READING TEXT:
+--
Offshore wind turbines rising from ocean waters near Shanghai's coastal data center facility

China Switches On First Wind-Powered Undersea Data Center

🤯 Mind Blown

China just launched the world's first underwater data center powered by offshore wind turbines off Shanghai's coast. The breakthrough facility uses 90% less land and no freshwater while slashing cooling costs by using the ocean itself.

Imagine a data center that doesn't gulp down freshwater, barely touches land, and gets its power from the wind above the waves.

China just made that vision real. Engineers flipped the switch in late May on the world's first operational underwater data center, sitting beneath the ocean off Shanghai's coast. The facility marks a turning point in how we might build the computing infrastructure the world increasingly depends on.

The numbers tell an impressive story. This underwater facility uses over 90% less land than traditional data centers. It doesn't need any freshwater for cooling, a major win in regions facing water scarcity. Instead, the ocean itself acts as a giant heat sink through a sealed copper pipe system.
+--
DATA PROVIDED:
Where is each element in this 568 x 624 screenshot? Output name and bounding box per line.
+--
JOBS:
a) According to the article on the wind-powered undersea data center, what cools the facility in place of freshwater?
b) From the article on the undersea data center, output the passage that begins at the words "China just launched" and stops after the words "increasingly depends on.".

SOLUTIONS BELOW:
a) The ocean itself, which acts as a giant heat sink through a sealed copper pipe system.

b)
China just launched the world's first underwater data center powered by offshore wind turbines off Shanghai's coast. The breakthrough facility uses 90% less land and no freshwater while slashing cooling costs by using the ocean itself.

Imagine a data center that doesn't gulp down freshwater, barely touches land, and gets its power from the wind above the waves.

China just made that vision real. Engineers flipped the switch in late May on the world's first operational underwater data center, sitting beneath the ocean off Shanghai's coast. The facility marks a turning point in how we might build the computing infrastructure the world increasingly depends on.